Directive
Search the material for "edificio" and show all lines that contain it.

Data in this exercise
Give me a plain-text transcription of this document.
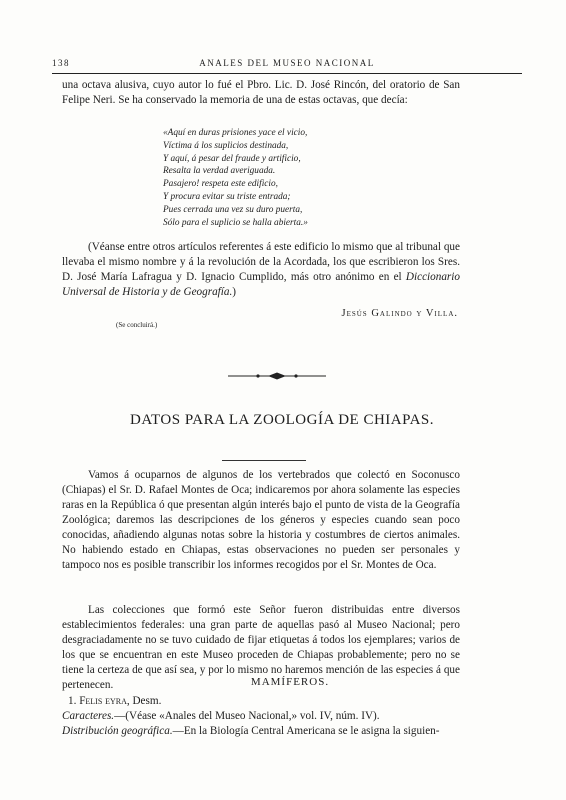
138	ANALES DEL MUSEO NACIONAL
una octava alusiva, cuyo autor lo fué el Pbro. Lic. D. José Rincón, del oratorio de San Felipe Neri. Se ha conservado la memoria de una de estas octavas, que decía:
«Aquí en duras prisiones yace el vicio,
Víctima á los suplicios destinada,
Y aquí, á pesar del fraude y artificio,
Resalta la verdad averiguada.
Pasajero! respeta este edificio,
Y procura evitar su triste entrada;
Pues cerrada una vez su duro puerta,
Sólo para el suplicio se halla abierta.»
(Véanse entre otros artículos referentes á este edificio lo mismo que al tribunal que llevaba el mismo nombre y á la revolución de la Acordada, los que escribieron los Sres. D. José María Lafragua y D. Ignacio Cumplido, más otro anónimo en el Diccionario Universal de Historia y de Geografía.)
Jesús Galindo y Villa.
(Se concluirá.)
DATOS PARA LA ZOOLOGÍA DE CHIAPAS.
Vamos á ocuparnos de algunos de los vertebrados que colectó en Soconusco (Chiapas) el Sr. D. Rafael Montes de Oca; indicaremos por ahora solamente las especies raras en la República ó que presentan algún interés bajo el punto de vista de la Geografía Zoológica; daremos las descripciones de los géneros y especies cuando sean poco conocidas, añadiendo algunas notas sobre la historia y costumbres de ciertos animales. No habiendo estado en Chiapas, estas observaciones no pueden ser personales y tampoco nos es posible transcribir los informes recogidos por el Sr. Montes de Oca.
Las colecciones que formó este Señor fueron distribuidas entre diversos establecimientos federales: una gran parte de aquellas pasó al Museo Nacional; pero desgraciadamente no se tuvo cuidado de fijar etiquetas á todos los ejemplares; varios de los que se encuentran en este Museo proceden de Chiapas probablemente; pero no se tiene la certeza de que así sea, y por lo mismo no haremos mención de las especies á que pertenecen.	MAMÍFEROS.
1. Felis eyra, Desm.
Caracteres.—(Véase «Anales del Museo Nacional,» vol. IV, núm. IV).
Distribución geográfica.—En la Biología Central Americana se le asigna la siguien-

Task answer
Pasajero! respeta este edificio,
(Véanse entre otros artículos referentes á este edificio lo mismo que al tribunal que llevaba el mismo nombre y á la revolución de la Acordada, los que escribieron los Sres. D. José María Lafragua y D. Ignacio Cumplido, más otro anónimo en el Diccionario Universal de Historia y de Geografía.)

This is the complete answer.